▶ **Listed entries**:

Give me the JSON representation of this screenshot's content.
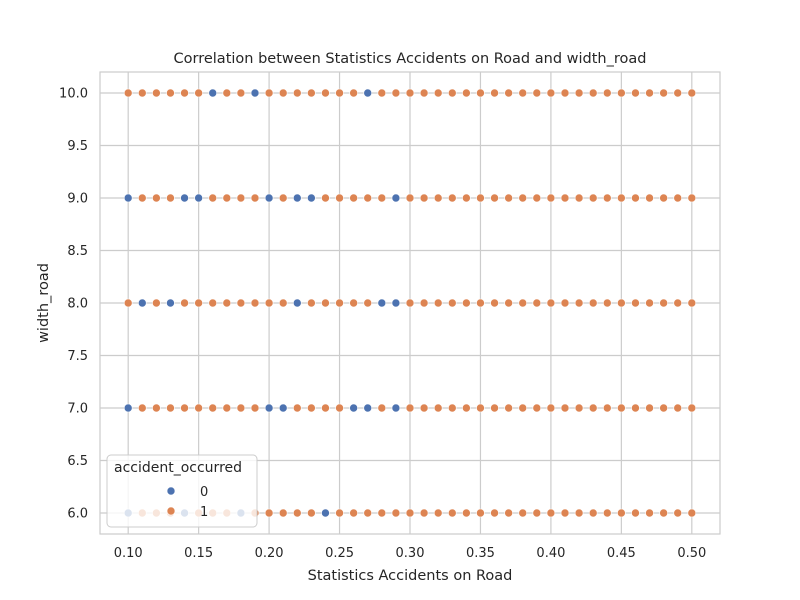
{
  "chart_data": {
    "type": "scatter",
    "title": "Correlation between Statistics Accidents on Road and width_road",
    "xlabel": "Statistics Accidents on Road",
    "ylabel": "width_road",
    "xlim": [
      0.08,
      0.52
    ],
    "ylim": [
      5.8,
      10.2
    ],
    "x_ticks": [
      0.1,
      0.15,
      0.2,
      0.25,
      0.3,
      0.35,
      0.4,
      0.45,
      0.5
    ],
    "x_tick_labels": [
      "0.10",
      "0.15",
      "0.20",
      "0.25",
      "0.30",
      "0.35",
      "0.40",
      "0.45",
      "0.50"
    ],
    "y_ticks": [
      6.0,
      6.5,
      7.0,
      7.5,
      8.0,
      8.5,
      9.0,
      9.5,
      10.0
    ],
    "y_tick_labels": [
      "6.0",
      "6.5",
      "7.0",
      "7.5",
      "8.0",
      "8.5",
      "9.0",
      "9.5",
      "10.0"
    ],
    "grid": true,
    "legend": {
      "title": "accident_occurred",
      "placement": "lower-left"
    },
    "series": [
      {
        "name": "0",
        "color": "#4c72b0",
        "points": [
          [
            0.16,
            10
          ],
          [
            0.19,
            10
          ],
          [
            0.27,
            10
          ],
          [
            0.1,
            9
          ],
          [
            0.14,
            9
          ],
          [
            0.15,
            9
          ],
          [
            0.2,
            9
          ],
          [
            0.22,
            9
          ],
          [
            0.23,
            9
          ],
          [
            0.29,
            9
          ],
          [
            0.11,
            8
          ],
          [
            0.13,
            8
          ],
          [
            0.22,
            8
          ],
          [
            0.28,
            8
          ],
          [
            0.29,
            8
          ],
          [
            0.1,
            7
          ],
          [
            0.2,
            7
          ],
          [
            0.21,
            7
          ],
          [
            0.26,
            7
          ],
          [
            0.27,
            7
          ],
          [
            0.29,
            7
          ],
          [
            0.1,
            6
          ],
          [
            0.14,
            6
          ],
          [
            0.18,
            6
          ],
          [
            0.24,
            6
          ]
        ]
      },
      {
        "name": "1",
        "color": "#dd8452",
        "x_grid": {
          "start": 0.1,
          "end": 0.5,
          "step": 0.01
        },
        "y_levels": [
          6,
          7,
          8,
          9,
          10
        ],
        "note_excluded": "all grid points except those listed in series 0"
      }
    ]
  }
}
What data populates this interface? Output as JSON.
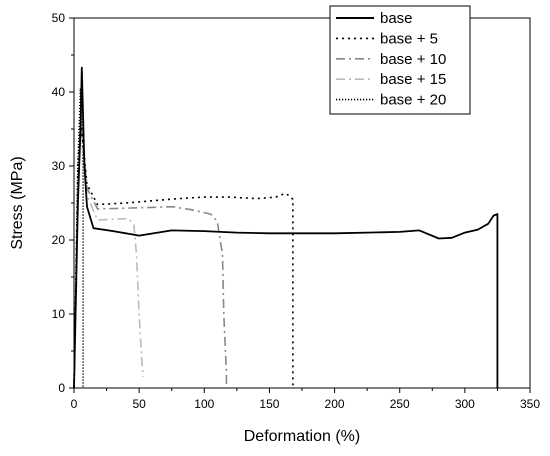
{
  "chart_data": {
    "type": "line",
    "title": "",
    "xlabel": "Deformation (%)",
    "ylabel": "Stress (MPa)",
    "xlim": [
      0,
      350
    ],
    "ylim": [
      0,
      50
    ],
    "xticks": [
      0,
      50,
      100,
      150,
      200,
      250,
      300,
      350
    ],
    "yticks": [
      0,
      10,
      20,
      30,
      40,
      50
    ],
    "grid": false,
    "legend_position": "top-right",
    "series": [
      {
        "name": "base",
        "color": "#000000",
        "dash": "solid",
        "x": [
          0,
          3,
          5,
          6,
          8,
          10,
          15,
          30,
          50,
          75,
          100,
          125,
          150,
          175,
          200,
          225,
          250,
          265,
          280,
          290,
          300,
          310,
          318,
          322,
          325,
          325
        ],
        "y": [
          0,
          25,
          35,
          43.3,
          30,
          24.5,
          21.6,
          21.2,
          20.6,
          21.3,
          21.2,
          21.0,
          20.9,
          20.9,
          20.9,
          21.0,
          21.1,
          21.3,
          20.2,
          20.3,
          21.0,
          21.4,
          22.2,
          23.3,
          23.5,
          0
        ]
      },
      {
        "name": "base + 5",
        "color": "#000000",
        "dash": "dot",
        "x": [
          0,
          3,
          5,
          7,
          10,
          18,
          40,
          60,
          80,
          100,
          120,
          140,
          155,
          162,
          165,
          168,
          168
        ],
        "y": [
          0,
          30,
          36.2,
          33,
          27.5,
          24.8,
          25.0,
          25.3,
          25.6,
          25.8,
          25.8,
          25.6,
          25.8,
          26.3,
          26.0,
          25.5,
          0
        ]
      },
      {
        "name": "base + 10",
        "color": "#888888",
        "dash": "dashdot",
        "x": [
          0,
          3,
          5,
          7,
          10,
          18,
          40,
          60,
          75,
          90,
          105,
          110,
          114,
          115,
          117,
          117
        ],
        "y": [
          0,
          28,
          35.5,
          33,
          27,
          24.2,
          24.3,
          24.4,
          24.5,
          24.1,
          23.5,
          22.5,
          18,
          10,
          2,
          0
        ]
      },
      {
        "name": "base + 15",
        "color": "#bbbbbb",
        "dash": "dashdot",
        "x": [
          0,
          3,
          5,
          7,
          10,
          18,
          30,
          42,
          46,
          48,
          50,
          52,
          53
        ],
        "y": [
          0,
          28,
          35.5,
          32,
          26,
          22.7,
          22.8,
          22.9,
          22,
          18,
          10,
          4,
          1.5
        ]
      },
      {
        "name": "base + 20",
        "color": "#000000",
        "dash": "finedot",
        "x": [
          0,
          3,
          5,
          6,
          7,
          7
        ],
        "y": [
          0,
          30,
          40.5,
          36,
          30,
          0
        ]
      }
    ]
  }
}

▶ **Exercise details**:
Every line in the data above that contains "xlabel" needs to be copied.

▶ **The completed task**:
    "xlabel": "Statistics Accidents on Road",
    "xlabel": "Deformation (%)",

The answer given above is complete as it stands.